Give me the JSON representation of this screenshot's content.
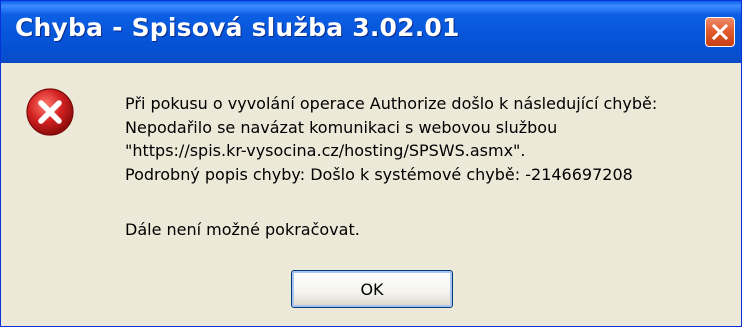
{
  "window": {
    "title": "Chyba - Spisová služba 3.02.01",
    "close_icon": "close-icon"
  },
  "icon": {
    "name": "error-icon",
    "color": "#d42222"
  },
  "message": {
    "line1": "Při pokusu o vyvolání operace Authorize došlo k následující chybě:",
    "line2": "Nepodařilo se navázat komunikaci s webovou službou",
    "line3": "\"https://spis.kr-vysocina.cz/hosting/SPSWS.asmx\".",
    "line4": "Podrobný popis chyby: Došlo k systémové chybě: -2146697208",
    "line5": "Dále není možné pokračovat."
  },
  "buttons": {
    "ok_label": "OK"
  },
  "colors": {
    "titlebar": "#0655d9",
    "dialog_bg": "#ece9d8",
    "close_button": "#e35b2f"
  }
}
━━━━━━━━━━━━━━━━━━━━━━━━━━━━━━
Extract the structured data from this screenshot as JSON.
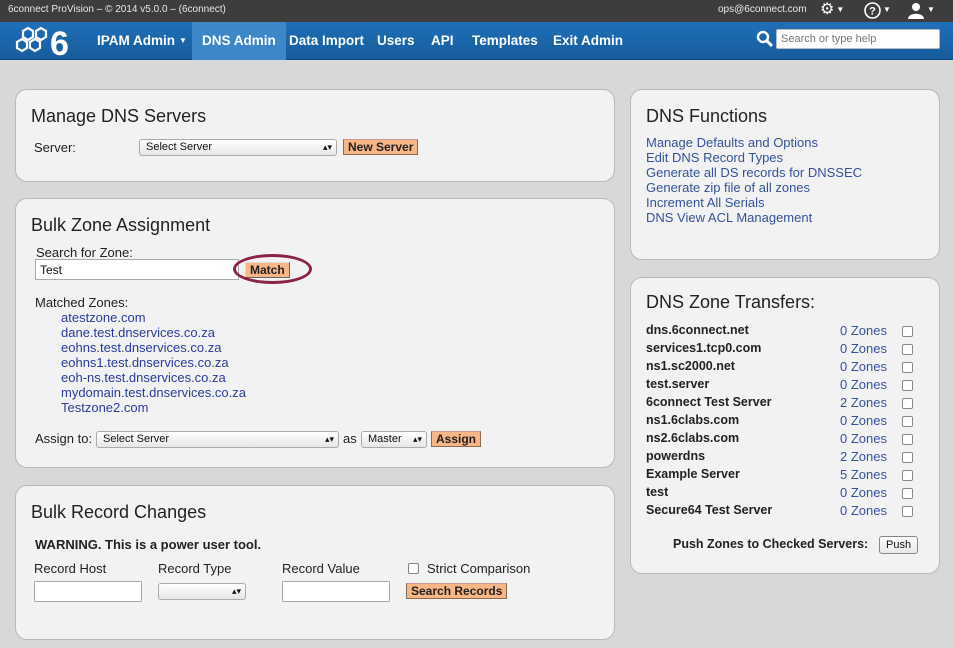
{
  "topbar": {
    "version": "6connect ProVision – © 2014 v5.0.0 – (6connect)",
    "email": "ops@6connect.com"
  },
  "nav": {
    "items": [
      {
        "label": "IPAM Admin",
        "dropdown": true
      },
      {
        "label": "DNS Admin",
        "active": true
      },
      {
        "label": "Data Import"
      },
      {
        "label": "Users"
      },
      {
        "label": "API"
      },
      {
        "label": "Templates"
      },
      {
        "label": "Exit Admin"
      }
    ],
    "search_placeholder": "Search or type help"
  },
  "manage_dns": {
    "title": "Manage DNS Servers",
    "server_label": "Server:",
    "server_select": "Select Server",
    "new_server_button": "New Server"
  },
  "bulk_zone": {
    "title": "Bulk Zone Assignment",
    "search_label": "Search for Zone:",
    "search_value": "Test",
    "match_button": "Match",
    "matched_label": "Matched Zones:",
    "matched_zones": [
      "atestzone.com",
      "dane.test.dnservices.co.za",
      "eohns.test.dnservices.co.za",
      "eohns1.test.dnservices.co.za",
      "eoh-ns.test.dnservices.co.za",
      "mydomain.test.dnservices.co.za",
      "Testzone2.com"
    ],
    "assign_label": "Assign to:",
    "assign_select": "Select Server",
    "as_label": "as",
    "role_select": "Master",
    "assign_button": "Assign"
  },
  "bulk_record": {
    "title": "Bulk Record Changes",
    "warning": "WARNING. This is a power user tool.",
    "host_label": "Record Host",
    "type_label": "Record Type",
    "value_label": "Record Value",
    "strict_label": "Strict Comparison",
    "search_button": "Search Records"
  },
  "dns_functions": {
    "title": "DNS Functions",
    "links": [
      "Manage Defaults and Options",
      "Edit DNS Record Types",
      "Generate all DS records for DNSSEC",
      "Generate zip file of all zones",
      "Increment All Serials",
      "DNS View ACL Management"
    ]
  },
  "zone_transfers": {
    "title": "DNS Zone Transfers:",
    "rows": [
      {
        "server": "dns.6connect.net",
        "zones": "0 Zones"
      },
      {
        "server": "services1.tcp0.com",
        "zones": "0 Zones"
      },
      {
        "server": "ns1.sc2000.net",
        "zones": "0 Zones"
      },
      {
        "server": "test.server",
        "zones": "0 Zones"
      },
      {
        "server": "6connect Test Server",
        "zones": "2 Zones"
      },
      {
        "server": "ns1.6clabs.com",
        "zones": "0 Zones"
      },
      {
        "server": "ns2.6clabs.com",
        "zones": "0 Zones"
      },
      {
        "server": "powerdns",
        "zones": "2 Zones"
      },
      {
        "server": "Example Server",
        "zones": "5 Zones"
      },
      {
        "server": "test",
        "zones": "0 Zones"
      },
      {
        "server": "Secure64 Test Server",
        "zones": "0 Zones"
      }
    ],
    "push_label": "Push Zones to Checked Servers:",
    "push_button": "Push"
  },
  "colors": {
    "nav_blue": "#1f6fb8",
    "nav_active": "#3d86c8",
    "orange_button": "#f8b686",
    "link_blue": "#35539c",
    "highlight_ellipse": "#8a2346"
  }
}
━━━━━━━━━━━━━━━━━━━━━━━━━━━━━━
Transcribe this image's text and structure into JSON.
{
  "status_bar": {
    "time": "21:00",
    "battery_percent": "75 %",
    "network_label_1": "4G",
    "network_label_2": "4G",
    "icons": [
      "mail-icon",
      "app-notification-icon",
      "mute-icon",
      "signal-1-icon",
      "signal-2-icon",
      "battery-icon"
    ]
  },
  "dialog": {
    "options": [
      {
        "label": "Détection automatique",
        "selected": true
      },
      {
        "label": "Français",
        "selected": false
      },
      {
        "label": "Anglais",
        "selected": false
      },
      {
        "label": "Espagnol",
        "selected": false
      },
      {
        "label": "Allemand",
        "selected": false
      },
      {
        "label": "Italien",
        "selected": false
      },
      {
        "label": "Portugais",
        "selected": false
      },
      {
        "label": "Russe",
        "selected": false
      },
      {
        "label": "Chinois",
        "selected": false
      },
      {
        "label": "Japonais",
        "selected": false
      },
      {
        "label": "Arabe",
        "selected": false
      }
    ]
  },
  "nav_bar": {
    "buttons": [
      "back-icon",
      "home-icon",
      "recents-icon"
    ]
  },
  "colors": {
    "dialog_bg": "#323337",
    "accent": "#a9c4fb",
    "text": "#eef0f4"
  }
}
━━━━━━━━━━━━━━━━━━━━━━━━━━━━━━
> **Instructions for the task**
Select all lines in the listing that include the word "screenshot".

> **Completed exercise**
Give me the JSON representation of this screenshot's content.
Extract the structured data from this screenshot as JSON.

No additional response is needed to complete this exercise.